Abstract

The administration of behavioral and experimental paradigms for psychology research is hindered by lack of a coordinated effort to develop and deploy standardized paradigms. While several frameworks (Mason and Suri, 2011; McDonnell et al., 2012; de Leeuw, 2015; Lange et al., 2015) have provided infrastructure and methods for individual research groups to develop paradigms, missing is a coordinated effort to develop paradigms linked with a system to easily deploy them. This disorganization leads to redundancy in development, divergent implementations of conceptually identical tasks, disorganized and error-prone code lacking documentation, and difficulty in replication. The ongoing reproducibility crisis in psychology and neuroscience research (Baker, 2015; Open Science Collaboration, 2015) highlights the urgency of this challenge: reproducible research in behavioral psychology is conditional on deployment of equivalent experiments. A large, accessible repository of experiments for researchers to develop collaboratively is most efficiently accomplished through an open source framework. Here we present the Experiment Factory, an open source framework for the development and deployment of web-based experiments. The modular infrastructure includes experiments, virtual machines for local or cloud deployment, and an application to drive these components and provide developers with functions and tools for further extension. We release this infrastructure with a deployment (http://www.expfactory.org) that researchers are currently using to run a set of over 80 standardized web-based experiments on Amazon Mechanical Turk. By providing open source tools for both deployment and development, this novel infrastructure holds promise to bring reproducibility to the administration of experiments, and accelerate scientific progress by providing a shared community resource of psychological paradigms.

[Part of a data file]

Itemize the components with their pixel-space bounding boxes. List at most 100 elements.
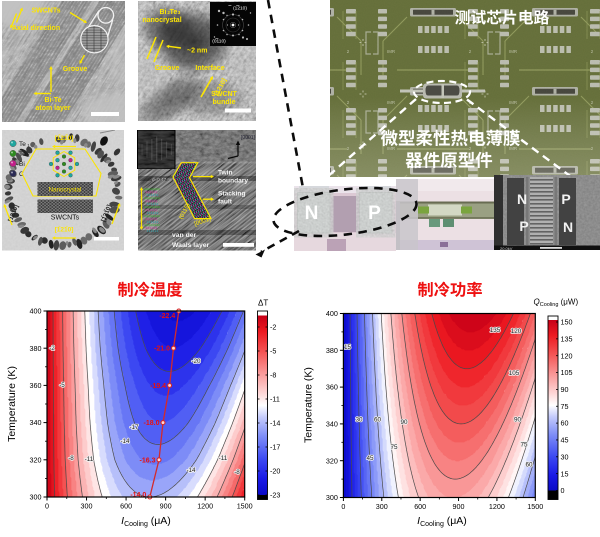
svg-text:van der: van der: [172, 232, 197, 239]
svg-text:400: 400: [326, 309, 338, 318]
svg-text:1500: 1500: [237, 502, 253, 511]
svg-text:P: P: [561, 191, 570, 207]
svg-text:QCooling (μW): QCooling (μW): [534, 298, 579, 309]
svg-text:-14: -14: [270, 419, 280, 428]
svg-text:900: 900: [160, 502, 172, 511]
svg-text:Axial direction: Axial direction: [12, 25, 60, 32]
svg-text:300: 300: [376, 502, 388, 511]
svg-text:1200: 1200: [197, 502, 213, 511]
svg-text:[1210]: [1210]: [55, 227, 74, 234]
svg-text:Waals layer: Waals layer: [172, 242, 210, 249]
svg-text:[0001]: [0001]: [241, 135, 256, 141]
svg-text:120: 120: [561, 351, 573, 360]
svg-text:Te: Te: [170, 9, 178, 16]
svg-text:300: 300: [326, 493, 338, 502]
svg-text:[1210]: [1210]: [55, 135, 74, 142]
svg-text:d=0.47 nm: d=0.47 nm: [152, 177, 174, 182]
svg-text:~2 nm: ~2 nm: [187, 48, 207, 55]
svg-text:90: 90: [400, 419, 408, 426]
svg-text:20.0kV: 20.0kV: [500, 246, 513, 251]
svg-text:60: 60: [561, 419, 569, 428]
svg-text:N: N: [563, 219, 573, 235]
svg-text:fault: fault: [218, 199, 233, 206]
svg-text:Nanocrystal: Nanocrystal: [49, 187, 82, 194]
svg-text:nanocrystal: nanocrystal: [142, 17, 181, 24]
svg-text:0: 0: [561, 486, 565, 495]
svg-text:Te: Te: [19, 151, 26, 158]
svg-text:-16.3: -16.3: [140, 457, 156, 464]
svg-text:Groove: Groove: [155, 65, 180, 72]
svg-text:Te: Te: [19, 141, 26, 148]
svg-text:P: P: [368, 203, 381, 224]
svg-text:1500: 1500: [527, 502, 543, 511]
svg-text:3: 3: [178, 10, 181, 15]
svg-text:360: 360: [30, 381, 42, 390]
svg-text:15: 15: [344, 344, 352, 351]
svg-text:-5: -5: [59, 382, 65, 389]
svg-text:[0001]: [0001]: [194, 216, 212, 227]
svg-text:-5: -5: [270, 347, 276, 356]
svg-text:-20: -20: [191, 358, 201, 365]
svg-text:60: 60: [525, 462, 533, 469]
svg-text:105: 105: [561, 368, 573, 377]
svg-text:Twin: Twin: [218, 170, 233, 177]
svg-text:45: 45: [366, 455, 374, 462]
svg-text:-2: -2: [270, 323, 276, 332]
svg-text:75: 75: [561, 402, 569, 411]
svg-text:-11: -11: [219, 455, 228, 462]
svg-text:400: 400: [30, 307, 42, 316]
svg-text:1200: 1200: [489, 502, 505, 511]
svg-text:-11: -11: [85, 456, 94, 463]
svg-text:45: 45: [561, 436, 569, 445]
svg-text:-22.4: -22.4: [159, 313, 175, 320]
svg-text:-18.0: -18.0: [144, 420, 160, 427]
svg-text:-20: -20: [270, 467, 280, 476]
svg-text:2: 2: [167, 10, 170, 15]
svg-text:Bi: Bi: [19, 161, 25, 168]
svg-text:0: 0: [341, 502, 345, 511]
svg-text:135: 135: [561, 335, 573, 344]
svg-text:ICooling (μA): ICooling (μA): [417, 515, 467, 528]
svg-text:60: 60: [374, 417, 382, 424]
svg-text:-21.0: -21.0: [154, 346, 170, 353]
svg-text:380: 380: [326, 346, 338, 355]
svg-text:900: 900: [453, 502, 465, 511]
svg-text:340: 340: [326, 420, 338, 429]
svg-text:atom layer: atom layer: [35, 105, 70, 112]
svg-text:-17: -17: [129, 424, 139, 431]
svg-text:-14: -14: [120, 438, 130, 445]
svg-text:Interface: Interface: [195, 65, 224, 72]
svg-text:boundary: boundary: [218, 178, 248, 185]
svg-text:1: 1: [27, 143, 30, 148]
svg-text:-11: -11: [270, 395, 280, 404]
svg-text:-14.0: -14.0: [130, 492, 146, 499]
svg-text:2: 2: [27, 153, 30, 158]
svg-text:600: 600: [120, 502, 132, 511]
svg-text:(0110): (0110): [212, 39, 226, 45]
svg-text:30: 30: [561, 452, 569, 461]
svg-text:135: 135: [490, 327, 501, 334]
svg-text:Temperature (K): Temperature (K): [303, 367, 315, 443]
svg-text:C: C: [19, 171, 24, 178]
svg-text:Bi: Bi: [160, 9, 167, 16]
svg-text:Temperature (K): Temperature (K): [6, 366, 18, 442]
svg-text:-14: -14: [186, 467, 196, 474]
svg-text:320: 320: [326, 456, 338, 465]
svg-text:360: 360: [326, 383, 338, 392]
svg-text:300: 300: [81, 502, 93, 511]
svg-text:SWCNTs: SWCNTs: [51, 215, 80, 222]
svg-text:120: 120: [511, 328, 522, 335]
svg-text:90: 90: [514, 417, 522, 424]
svg-text:15: 15: [561, 469, 569, 478]
svg-text:0: 0: [45, 502, 49, 511]
svg-text:300: 300: [30, 493, 42, 502]
svg-text:320: 320: [30, 455, 42, 464]
svg-text:-8: -8: [68, 455, 74, 462]
svg-text:Bi-Te: Bi-Te: [45, 97, 62, 104]
svg-text:105: 105: [509, 370, 520, 377]
svg-text:-8: -8: [234, 469, 240, 476]
svg-text:150: 150: [561, 318, 573, 327]
svg-text:(1210): (1210): [233, 6, 247, 12]
svg-text:P: P: [519, 218, 528, 234]
svg-text:-2: -2: [49, 345, 55, 352]
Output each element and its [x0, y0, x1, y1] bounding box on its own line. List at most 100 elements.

Set task: Using the abstract, explain in one to three sentences why the reproducibility crisis in psychology and neuroscience makes the lack of a coordinated effort to develop standardized paradigms an urgent problem. The entries have nothing to do with the abstract.

Result: Reproducible research in behavioral psychology depends on deploying equivalent experiments. Without a coordinated effort, conceptually identical tasks get divergent implementations and replication becomes difficult.